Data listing
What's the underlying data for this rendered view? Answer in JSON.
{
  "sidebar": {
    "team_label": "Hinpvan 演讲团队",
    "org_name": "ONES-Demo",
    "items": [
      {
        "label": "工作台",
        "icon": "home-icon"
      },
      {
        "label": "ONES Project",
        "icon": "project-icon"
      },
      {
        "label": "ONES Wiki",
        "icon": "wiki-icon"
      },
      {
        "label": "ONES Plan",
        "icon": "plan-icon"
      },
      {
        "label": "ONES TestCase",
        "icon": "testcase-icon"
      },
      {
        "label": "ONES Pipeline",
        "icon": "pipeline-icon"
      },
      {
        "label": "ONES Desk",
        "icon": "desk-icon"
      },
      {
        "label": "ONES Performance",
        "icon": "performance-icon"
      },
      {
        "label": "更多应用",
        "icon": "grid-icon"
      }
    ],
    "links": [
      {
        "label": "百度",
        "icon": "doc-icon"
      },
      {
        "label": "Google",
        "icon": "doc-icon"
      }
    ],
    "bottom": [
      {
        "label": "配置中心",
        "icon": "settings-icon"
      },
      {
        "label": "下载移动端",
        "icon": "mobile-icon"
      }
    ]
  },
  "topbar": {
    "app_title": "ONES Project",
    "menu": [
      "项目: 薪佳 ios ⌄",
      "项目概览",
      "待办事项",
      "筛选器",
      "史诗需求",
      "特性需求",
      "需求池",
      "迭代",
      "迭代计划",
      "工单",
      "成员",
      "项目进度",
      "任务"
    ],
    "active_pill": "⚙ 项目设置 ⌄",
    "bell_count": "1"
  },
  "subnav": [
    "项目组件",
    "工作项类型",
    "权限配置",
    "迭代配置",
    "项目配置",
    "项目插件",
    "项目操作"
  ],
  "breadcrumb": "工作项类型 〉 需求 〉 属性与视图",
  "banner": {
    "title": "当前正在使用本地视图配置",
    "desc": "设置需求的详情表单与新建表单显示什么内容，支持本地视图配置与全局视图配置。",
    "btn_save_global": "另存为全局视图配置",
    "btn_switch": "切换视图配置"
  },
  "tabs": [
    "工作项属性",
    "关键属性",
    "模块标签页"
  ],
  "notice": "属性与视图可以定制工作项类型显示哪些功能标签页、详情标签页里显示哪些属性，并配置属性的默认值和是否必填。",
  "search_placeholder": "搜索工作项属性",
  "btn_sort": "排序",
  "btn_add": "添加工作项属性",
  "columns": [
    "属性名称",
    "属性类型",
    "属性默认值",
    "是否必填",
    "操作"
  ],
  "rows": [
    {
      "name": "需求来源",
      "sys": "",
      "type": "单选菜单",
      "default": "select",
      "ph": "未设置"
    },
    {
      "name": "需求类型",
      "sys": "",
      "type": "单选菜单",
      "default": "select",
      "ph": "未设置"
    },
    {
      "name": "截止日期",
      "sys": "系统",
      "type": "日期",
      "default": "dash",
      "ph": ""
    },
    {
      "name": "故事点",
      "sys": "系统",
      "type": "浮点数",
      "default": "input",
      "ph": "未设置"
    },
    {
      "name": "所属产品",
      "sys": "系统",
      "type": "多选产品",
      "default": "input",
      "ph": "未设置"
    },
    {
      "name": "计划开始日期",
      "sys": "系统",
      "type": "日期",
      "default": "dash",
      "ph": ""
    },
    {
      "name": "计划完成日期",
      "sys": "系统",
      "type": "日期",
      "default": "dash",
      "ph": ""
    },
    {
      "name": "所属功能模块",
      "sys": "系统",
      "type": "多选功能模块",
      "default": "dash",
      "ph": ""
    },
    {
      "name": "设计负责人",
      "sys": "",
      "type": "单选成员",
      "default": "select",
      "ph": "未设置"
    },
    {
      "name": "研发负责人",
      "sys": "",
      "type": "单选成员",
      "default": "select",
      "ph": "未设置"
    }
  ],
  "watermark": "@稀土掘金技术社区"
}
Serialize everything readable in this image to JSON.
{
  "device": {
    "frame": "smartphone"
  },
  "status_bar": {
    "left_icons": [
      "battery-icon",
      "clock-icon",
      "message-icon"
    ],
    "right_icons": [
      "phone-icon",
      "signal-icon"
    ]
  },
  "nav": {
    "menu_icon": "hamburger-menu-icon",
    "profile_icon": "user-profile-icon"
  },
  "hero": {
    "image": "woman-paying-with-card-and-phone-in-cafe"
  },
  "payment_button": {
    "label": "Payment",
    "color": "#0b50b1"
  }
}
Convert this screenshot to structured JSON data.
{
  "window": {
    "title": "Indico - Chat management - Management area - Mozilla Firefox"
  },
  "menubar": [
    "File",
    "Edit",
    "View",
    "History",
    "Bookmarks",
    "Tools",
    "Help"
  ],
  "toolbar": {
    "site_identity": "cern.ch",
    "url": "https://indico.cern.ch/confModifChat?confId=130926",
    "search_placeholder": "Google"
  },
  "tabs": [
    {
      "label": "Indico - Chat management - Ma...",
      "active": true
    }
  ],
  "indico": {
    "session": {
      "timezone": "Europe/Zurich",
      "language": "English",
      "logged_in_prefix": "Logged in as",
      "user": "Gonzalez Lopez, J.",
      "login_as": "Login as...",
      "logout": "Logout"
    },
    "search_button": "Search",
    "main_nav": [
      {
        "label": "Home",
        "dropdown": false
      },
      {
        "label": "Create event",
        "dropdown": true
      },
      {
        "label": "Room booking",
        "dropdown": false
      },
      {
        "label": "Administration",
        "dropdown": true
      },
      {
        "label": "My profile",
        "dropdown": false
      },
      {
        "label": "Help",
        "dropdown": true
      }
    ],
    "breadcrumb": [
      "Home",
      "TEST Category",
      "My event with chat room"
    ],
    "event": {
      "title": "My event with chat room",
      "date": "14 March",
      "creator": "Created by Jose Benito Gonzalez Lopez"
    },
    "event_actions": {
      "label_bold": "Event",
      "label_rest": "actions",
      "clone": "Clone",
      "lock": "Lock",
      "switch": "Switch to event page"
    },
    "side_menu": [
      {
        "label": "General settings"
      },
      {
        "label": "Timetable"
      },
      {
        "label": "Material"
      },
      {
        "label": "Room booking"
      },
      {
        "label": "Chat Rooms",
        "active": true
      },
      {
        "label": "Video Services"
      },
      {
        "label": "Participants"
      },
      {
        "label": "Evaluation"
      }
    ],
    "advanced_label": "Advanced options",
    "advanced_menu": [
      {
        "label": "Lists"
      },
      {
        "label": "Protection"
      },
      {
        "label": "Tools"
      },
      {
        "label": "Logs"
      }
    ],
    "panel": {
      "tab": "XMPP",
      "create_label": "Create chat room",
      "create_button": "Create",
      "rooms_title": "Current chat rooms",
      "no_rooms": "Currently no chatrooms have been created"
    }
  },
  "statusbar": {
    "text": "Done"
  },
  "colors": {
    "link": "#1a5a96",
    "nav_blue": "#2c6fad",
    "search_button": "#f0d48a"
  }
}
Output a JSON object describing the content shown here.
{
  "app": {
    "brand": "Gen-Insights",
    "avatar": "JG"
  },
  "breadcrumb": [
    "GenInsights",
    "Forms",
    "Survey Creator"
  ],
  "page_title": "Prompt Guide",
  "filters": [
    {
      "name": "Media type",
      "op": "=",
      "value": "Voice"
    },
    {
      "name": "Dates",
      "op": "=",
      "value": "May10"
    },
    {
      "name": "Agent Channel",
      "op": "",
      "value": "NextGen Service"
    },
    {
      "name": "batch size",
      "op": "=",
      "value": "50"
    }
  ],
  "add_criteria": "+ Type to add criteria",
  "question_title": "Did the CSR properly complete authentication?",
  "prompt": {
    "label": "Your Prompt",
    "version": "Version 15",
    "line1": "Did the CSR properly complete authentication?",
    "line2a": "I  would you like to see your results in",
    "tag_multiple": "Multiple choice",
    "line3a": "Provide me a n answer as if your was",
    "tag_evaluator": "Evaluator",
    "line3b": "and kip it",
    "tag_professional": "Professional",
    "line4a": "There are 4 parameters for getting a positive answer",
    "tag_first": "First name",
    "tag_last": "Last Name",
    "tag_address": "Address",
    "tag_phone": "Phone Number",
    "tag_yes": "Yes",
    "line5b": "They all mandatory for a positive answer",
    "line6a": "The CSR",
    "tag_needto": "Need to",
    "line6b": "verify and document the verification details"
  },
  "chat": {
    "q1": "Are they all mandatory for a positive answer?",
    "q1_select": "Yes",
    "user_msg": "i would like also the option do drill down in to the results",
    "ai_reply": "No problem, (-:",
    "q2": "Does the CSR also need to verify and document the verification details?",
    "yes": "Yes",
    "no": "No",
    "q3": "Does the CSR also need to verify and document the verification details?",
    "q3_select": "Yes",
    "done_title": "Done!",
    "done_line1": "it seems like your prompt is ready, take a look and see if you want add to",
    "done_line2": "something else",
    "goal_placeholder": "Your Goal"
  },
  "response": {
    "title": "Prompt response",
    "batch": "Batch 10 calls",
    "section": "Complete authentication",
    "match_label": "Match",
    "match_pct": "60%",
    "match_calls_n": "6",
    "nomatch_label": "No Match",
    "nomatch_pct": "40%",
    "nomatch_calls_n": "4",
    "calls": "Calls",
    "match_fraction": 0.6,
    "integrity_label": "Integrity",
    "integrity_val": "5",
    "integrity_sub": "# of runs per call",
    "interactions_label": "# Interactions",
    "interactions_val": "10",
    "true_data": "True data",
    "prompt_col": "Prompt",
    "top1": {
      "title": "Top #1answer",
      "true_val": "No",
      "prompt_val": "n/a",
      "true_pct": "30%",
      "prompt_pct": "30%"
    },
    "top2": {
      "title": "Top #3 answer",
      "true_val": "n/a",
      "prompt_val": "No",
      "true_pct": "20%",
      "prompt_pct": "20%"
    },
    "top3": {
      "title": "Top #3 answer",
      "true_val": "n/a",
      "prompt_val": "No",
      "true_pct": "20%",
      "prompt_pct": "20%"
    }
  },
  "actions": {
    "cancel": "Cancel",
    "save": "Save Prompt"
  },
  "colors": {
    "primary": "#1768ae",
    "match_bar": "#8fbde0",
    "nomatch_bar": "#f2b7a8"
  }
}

» Task description
Copy out every line in the entries above that holds "settings".

» Answer to the problem
        "icon": "settings-icon"
        "label": "General settings"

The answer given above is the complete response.